-- BEGIN Records for the exercise --

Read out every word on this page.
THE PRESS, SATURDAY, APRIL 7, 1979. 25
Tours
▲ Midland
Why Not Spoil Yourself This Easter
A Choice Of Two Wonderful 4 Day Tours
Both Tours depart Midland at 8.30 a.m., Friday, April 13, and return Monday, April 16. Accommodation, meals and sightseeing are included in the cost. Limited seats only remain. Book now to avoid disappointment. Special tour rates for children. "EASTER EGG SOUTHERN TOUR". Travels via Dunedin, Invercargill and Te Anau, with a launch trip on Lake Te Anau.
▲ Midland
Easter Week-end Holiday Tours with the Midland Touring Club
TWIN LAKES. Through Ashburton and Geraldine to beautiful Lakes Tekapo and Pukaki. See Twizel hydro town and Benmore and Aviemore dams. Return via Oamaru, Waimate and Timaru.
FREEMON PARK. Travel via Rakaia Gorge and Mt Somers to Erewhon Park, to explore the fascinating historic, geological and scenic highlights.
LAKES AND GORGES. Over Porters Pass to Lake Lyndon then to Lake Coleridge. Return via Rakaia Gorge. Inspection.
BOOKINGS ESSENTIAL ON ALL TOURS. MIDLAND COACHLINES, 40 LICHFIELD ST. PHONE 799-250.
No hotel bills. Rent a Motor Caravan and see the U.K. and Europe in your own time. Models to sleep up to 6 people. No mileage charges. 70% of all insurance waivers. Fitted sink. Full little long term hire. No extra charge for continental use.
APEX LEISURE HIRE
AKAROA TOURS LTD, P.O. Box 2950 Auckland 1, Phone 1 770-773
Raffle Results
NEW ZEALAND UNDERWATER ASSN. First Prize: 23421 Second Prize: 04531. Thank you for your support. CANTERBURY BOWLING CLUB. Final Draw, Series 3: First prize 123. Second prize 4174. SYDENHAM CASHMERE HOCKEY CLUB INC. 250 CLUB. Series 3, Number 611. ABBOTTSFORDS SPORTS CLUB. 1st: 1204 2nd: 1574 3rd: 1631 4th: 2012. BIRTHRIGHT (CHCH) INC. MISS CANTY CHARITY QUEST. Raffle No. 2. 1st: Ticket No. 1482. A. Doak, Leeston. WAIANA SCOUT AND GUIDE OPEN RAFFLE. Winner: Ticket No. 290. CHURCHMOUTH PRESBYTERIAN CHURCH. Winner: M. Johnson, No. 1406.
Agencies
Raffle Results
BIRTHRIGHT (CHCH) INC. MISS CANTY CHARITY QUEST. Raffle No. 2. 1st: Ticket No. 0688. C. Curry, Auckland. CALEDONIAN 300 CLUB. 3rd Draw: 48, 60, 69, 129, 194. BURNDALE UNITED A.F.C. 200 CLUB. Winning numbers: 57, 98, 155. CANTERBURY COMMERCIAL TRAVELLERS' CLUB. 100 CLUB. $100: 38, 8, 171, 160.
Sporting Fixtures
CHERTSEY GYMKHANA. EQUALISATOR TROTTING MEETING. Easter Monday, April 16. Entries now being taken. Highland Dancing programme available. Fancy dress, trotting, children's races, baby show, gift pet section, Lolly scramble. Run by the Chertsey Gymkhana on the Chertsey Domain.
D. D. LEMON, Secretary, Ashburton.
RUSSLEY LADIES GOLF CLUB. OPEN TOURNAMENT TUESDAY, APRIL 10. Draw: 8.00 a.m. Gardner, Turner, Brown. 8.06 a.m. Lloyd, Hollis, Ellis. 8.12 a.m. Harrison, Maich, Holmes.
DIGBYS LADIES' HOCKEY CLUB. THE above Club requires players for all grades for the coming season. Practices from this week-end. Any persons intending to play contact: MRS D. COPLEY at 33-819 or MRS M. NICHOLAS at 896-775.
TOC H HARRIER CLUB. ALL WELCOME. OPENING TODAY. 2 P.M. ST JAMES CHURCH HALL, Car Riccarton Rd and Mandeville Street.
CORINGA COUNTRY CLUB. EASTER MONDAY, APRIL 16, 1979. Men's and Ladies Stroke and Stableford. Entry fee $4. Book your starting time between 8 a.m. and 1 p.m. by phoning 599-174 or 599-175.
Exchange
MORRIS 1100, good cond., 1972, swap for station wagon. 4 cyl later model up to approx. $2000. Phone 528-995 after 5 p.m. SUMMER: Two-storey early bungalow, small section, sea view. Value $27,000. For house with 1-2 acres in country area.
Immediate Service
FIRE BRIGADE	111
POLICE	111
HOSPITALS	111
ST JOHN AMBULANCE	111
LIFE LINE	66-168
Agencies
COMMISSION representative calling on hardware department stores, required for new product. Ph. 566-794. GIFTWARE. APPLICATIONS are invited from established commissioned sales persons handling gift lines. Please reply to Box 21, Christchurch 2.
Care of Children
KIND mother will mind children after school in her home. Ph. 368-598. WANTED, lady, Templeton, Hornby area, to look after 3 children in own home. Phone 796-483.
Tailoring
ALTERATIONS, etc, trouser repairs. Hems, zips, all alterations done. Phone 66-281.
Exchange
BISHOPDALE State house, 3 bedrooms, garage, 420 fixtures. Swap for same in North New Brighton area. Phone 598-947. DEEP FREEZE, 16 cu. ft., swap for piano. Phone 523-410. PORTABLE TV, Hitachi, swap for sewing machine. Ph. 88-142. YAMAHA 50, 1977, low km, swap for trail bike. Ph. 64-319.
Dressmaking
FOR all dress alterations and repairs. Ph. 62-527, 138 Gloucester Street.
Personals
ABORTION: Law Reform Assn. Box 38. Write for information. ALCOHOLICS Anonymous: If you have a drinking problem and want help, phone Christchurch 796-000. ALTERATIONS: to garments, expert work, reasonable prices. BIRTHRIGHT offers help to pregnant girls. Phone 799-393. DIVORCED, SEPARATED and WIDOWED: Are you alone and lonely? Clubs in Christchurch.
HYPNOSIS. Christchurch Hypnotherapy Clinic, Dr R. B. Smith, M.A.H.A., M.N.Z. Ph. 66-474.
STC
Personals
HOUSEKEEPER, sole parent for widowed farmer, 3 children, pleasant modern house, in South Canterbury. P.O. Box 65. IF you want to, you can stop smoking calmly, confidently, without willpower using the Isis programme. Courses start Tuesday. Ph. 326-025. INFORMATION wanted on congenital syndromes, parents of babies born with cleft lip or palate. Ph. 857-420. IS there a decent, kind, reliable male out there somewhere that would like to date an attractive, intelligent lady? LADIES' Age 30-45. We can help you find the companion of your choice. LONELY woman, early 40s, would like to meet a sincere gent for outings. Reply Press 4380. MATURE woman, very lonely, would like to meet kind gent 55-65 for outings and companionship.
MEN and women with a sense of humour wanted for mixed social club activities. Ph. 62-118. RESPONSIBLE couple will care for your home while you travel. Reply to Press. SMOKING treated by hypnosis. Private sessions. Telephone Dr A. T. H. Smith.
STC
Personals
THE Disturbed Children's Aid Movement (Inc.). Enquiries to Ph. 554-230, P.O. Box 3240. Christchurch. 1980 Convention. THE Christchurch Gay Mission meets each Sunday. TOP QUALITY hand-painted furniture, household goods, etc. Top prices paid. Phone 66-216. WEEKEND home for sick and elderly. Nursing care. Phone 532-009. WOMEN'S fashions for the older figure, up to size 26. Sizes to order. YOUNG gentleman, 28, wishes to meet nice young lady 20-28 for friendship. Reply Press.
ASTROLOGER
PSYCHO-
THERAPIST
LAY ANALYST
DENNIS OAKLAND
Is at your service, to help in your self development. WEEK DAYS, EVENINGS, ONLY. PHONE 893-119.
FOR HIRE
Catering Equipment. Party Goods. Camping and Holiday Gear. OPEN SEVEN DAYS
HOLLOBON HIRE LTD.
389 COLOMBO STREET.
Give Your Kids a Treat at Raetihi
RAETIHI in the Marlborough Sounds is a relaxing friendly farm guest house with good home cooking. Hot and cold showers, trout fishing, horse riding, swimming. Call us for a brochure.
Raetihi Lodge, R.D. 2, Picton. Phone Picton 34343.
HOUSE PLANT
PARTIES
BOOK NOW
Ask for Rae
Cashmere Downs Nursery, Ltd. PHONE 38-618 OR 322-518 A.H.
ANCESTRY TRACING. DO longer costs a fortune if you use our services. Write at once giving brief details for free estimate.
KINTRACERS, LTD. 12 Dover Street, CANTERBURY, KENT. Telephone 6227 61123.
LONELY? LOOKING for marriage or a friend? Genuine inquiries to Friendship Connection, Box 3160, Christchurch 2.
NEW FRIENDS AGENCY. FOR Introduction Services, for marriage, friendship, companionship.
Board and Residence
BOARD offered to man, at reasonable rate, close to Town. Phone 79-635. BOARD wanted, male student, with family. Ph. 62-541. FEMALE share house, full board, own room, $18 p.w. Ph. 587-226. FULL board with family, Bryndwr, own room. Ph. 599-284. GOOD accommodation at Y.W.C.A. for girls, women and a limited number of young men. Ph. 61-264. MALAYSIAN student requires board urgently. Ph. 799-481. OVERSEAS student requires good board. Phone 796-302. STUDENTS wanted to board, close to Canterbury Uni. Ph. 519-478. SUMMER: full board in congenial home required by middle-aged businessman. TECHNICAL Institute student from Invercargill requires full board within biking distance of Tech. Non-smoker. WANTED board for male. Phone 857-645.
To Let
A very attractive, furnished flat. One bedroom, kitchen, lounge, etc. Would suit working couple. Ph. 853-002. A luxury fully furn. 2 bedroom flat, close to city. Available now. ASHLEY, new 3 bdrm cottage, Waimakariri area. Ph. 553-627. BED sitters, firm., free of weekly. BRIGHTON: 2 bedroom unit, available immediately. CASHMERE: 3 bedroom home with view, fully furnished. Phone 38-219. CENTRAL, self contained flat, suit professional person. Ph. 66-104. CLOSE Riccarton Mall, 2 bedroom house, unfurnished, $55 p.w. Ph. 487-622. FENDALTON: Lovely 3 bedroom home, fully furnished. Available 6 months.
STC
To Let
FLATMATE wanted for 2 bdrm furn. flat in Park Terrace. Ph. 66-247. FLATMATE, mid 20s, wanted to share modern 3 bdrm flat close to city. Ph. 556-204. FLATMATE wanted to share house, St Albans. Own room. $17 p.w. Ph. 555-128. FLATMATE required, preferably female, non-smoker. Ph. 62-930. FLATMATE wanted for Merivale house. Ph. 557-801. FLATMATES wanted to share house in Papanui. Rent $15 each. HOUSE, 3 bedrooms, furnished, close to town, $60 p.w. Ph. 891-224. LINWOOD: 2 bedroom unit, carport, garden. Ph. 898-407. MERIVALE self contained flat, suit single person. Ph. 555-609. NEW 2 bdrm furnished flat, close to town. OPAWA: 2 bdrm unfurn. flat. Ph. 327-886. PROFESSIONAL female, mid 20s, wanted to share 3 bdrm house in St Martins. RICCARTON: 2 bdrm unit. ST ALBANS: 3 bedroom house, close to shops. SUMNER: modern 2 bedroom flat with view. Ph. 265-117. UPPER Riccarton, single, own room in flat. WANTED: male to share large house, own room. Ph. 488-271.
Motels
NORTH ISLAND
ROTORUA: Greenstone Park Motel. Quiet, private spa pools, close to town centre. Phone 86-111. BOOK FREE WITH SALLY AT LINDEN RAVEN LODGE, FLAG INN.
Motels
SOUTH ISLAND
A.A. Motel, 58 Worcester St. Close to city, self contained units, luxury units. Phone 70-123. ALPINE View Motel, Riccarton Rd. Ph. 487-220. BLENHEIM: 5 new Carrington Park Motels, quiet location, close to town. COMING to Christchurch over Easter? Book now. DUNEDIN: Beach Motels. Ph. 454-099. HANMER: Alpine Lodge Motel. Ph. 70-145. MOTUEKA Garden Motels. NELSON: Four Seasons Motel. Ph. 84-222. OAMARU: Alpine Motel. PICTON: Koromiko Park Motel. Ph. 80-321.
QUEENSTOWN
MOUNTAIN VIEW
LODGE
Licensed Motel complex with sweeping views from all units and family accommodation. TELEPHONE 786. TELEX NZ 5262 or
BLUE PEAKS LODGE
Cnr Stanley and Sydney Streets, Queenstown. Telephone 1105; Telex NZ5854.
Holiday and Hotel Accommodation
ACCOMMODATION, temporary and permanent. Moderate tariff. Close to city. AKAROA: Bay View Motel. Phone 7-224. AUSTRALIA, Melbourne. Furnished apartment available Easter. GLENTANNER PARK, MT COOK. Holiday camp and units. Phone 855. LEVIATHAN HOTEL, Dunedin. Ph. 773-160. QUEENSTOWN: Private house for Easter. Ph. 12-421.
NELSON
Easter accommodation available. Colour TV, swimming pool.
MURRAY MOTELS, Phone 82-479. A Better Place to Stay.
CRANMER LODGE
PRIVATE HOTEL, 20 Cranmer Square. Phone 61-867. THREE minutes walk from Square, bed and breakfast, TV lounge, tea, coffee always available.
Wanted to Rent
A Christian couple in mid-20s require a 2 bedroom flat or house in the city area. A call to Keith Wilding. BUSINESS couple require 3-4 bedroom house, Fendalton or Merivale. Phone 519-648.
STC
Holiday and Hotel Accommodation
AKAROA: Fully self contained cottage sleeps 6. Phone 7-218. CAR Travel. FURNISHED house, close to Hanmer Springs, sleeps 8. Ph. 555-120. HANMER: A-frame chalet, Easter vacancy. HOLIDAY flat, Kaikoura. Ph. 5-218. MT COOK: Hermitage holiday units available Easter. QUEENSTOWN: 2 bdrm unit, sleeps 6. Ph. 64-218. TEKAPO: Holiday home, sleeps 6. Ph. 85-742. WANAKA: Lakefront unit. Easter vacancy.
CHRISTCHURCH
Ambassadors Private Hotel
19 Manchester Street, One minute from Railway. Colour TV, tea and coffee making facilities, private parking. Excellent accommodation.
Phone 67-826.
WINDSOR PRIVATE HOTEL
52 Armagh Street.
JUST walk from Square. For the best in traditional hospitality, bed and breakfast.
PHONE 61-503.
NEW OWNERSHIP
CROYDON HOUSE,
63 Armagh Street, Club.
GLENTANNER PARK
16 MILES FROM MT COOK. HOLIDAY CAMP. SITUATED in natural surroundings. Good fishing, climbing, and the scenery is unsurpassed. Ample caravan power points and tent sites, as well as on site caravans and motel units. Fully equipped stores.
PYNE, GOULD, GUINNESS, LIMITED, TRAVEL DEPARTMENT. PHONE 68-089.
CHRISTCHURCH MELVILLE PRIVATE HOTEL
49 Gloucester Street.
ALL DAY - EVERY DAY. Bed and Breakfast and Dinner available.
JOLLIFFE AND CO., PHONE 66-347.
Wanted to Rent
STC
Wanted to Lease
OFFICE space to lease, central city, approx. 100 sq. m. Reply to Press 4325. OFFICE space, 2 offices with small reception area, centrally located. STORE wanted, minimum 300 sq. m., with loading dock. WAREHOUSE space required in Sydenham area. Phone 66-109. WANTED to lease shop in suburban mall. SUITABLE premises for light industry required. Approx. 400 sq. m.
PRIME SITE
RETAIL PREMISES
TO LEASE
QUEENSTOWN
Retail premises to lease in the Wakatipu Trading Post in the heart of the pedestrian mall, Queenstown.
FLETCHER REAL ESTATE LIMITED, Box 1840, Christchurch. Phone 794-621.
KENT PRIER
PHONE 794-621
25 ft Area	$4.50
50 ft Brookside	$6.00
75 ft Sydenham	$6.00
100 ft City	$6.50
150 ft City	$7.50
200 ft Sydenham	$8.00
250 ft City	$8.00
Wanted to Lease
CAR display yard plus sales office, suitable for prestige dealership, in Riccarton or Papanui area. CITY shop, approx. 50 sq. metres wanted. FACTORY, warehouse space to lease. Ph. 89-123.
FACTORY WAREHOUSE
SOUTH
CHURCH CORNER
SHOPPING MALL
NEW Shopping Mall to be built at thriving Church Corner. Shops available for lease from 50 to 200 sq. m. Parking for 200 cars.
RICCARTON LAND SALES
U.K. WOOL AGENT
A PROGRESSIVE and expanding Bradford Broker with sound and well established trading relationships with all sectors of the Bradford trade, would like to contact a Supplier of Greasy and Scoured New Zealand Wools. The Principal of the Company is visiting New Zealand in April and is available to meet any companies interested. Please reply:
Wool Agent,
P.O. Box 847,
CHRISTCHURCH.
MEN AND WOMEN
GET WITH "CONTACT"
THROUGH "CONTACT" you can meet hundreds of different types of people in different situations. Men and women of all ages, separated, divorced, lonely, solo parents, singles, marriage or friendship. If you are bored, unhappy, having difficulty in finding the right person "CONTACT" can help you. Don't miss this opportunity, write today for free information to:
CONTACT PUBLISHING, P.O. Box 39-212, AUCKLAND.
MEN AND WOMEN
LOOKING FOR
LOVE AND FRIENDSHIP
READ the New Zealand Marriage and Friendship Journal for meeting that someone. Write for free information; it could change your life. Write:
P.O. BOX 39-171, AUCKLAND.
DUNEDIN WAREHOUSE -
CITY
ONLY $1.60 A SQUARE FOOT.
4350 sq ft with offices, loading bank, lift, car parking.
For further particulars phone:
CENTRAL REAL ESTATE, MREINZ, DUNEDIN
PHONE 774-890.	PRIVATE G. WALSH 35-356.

-- END Records for the exercise --

The task: Find the lines containing "luxury" and list every one of them.

Exercise response:
A very attractive, furnished flat. One bedroom, kitchen, lounge, etc. Would suit working couple. Ph. 853-002. A luxury fully furn. 2 bedroom flat, close to city. Available now. ASHLEY, new 3 bdrm cottage, Waimakariri area. Ph. 553-627. BED sitters, firm., free of weekly. BRIGHTON: 2 bedroom unit, available immediately. CASHMERE: 3 bedroom home with view, fully furnished. Phone 38-219. CENTRAL, self contained flat, suit professional person. Ph. 66-104. CLOSE Riccarton Mall, 2 bedroom house, unfurnished, $55 p.w. Ph. 487-622. FENDALTON: Lovely 3 bedroom home, fully furnished. Available 6 months.
A.A. Motel, 58 Worcester St. Close to city, self contained units, luxury units. Phone 70-123. ALPINE View Motel, Riccarton Rd. Ph. 487-220. BLENHEIM: 5 new Carrington Park Motels, quiet location, close to town. COMING to Christchurch over Easter? Book now. DUNEDIN: Beach Motels. Ph. 454-099. HANMER: Alpine Lodge Motel. Ph. 70-145. MOTUEKA Garden Motels. NELSON: Four Seasons Motel. Ph. 84-222. OAMARU: Alpine Motel. PICTON: Koromiko Park Motel. Ph. 80-321.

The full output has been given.